## INPUT MATERIAL
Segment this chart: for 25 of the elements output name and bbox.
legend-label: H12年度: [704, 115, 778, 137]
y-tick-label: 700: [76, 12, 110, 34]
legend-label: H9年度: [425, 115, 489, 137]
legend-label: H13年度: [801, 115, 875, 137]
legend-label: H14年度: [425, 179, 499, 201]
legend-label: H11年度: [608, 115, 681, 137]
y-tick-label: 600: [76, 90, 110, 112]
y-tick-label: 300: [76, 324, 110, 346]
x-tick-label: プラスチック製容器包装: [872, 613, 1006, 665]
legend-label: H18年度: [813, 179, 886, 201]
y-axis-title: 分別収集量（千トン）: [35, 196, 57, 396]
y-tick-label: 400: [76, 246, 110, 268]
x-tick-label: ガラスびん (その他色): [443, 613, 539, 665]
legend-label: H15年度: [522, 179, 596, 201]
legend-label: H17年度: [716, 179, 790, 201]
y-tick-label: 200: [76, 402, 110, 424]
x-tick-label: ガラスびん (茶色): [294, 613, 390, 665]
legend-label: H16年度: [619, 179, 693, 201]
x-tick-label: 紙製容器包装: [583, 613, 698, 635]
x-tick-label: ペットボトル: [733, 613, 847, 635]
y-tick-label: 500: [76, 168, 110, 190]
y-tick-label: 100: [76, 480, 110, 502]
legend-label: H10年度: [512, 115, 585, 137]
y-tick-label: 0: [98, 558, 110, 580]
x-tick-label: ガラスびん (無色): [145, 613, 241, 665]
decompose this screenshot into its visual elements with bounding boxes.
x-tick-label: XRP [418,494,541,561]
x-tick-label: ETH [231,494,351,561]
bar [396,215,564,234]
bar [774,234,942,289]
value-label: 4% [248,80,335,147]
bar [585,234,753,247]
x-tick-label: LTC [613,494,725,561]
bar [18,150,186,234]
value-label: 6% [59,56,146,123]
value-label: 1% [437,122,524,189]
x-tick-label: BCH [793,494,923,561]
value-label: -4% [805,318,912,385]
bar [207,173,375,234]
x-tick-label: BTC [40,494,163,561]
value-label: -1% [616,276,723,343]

## OBJECTIVE
Return every line of the material above with no changes at all.

## SOLUTION TO THIS EXERCISE
Segment this chart: for 25 of the elements output name and bbox.
legend-label: H12年度: [704, 115, 778, 137]
y-tick-label: 700: [76, 12, 110, 34]
legend-label: H9年度: [425, 115, 489, 137]
legend-label: H13年度: [801, 115, 875, 137]
legend-label: H14年度: [425, 179, 499, 201]
legend-label: H11年度: [608, 115, 681, 137]
y-tick-label: 600: [76, 90, 110, 112]
y-tick-label: 300: [76, 324, 110, 346]
x-tick-label: プラスチック製容器包装: [872, 613, 1006, 665]
legend-label: H18年度: [813, 179, 886, 201]
y-axis-title: 分別収集量（千トン）: [35, 196, 57, 396]
y-tick-label: 400: [76, 246, 110, 268]
x-tick-label: ガラスびん (その他色): [443, 613, 539, 665]
legend-label: H15年度: [522, 179, 596, 201]
legend-label: H17年度: [716, 179, 790, 201]
y-tick-label: 200: [76, 402, 110, 424]
x-tick-label: ガラスびん (茶色): [294, 613, 390, 665]
legend-label: H16年度: [619, 179, 693, 201]
x-tick-label: 紙製容器包装: [583, 613, 698, 635]
x-tick-label: ペットボトル: [733, 613, 847, 635]
y-tick-label: 500: [76, 168, 110, 190]
y-tick-label: 100: [76, 480, 110, 502]
legend-label: H10年度: [512, 115, 585, 137]
y-tick-label: 0: [98, 558, 110, 580]
x-tick-label: ガラスびん (無色): [145, 613, 241, 665]
decompose this screenshot into its visual elements with bounding boxes.
x-tick-label: XRP [418,494,541,561]
x-tick-label: ETH [231,494,351,561]
bar [396,215,564,234]
bar [774,234,942,289]
value-label: 4% [248,80,335,147]
bar [585,234,753,247]
x-tick-label: LTC [613,494,725,561]
bar [18,150,186,234]
value-label: 6% [59,56,146,123]
value-label: 1% [437,122,524,189]
x-tick-label: BCH [793,494,923,561]
value-label: -4% [805,318,912,385]
bar [207,173,375,234]
x-tick-label: BTC [40,494,163,561]
value-label: -1% [616,276,723,343]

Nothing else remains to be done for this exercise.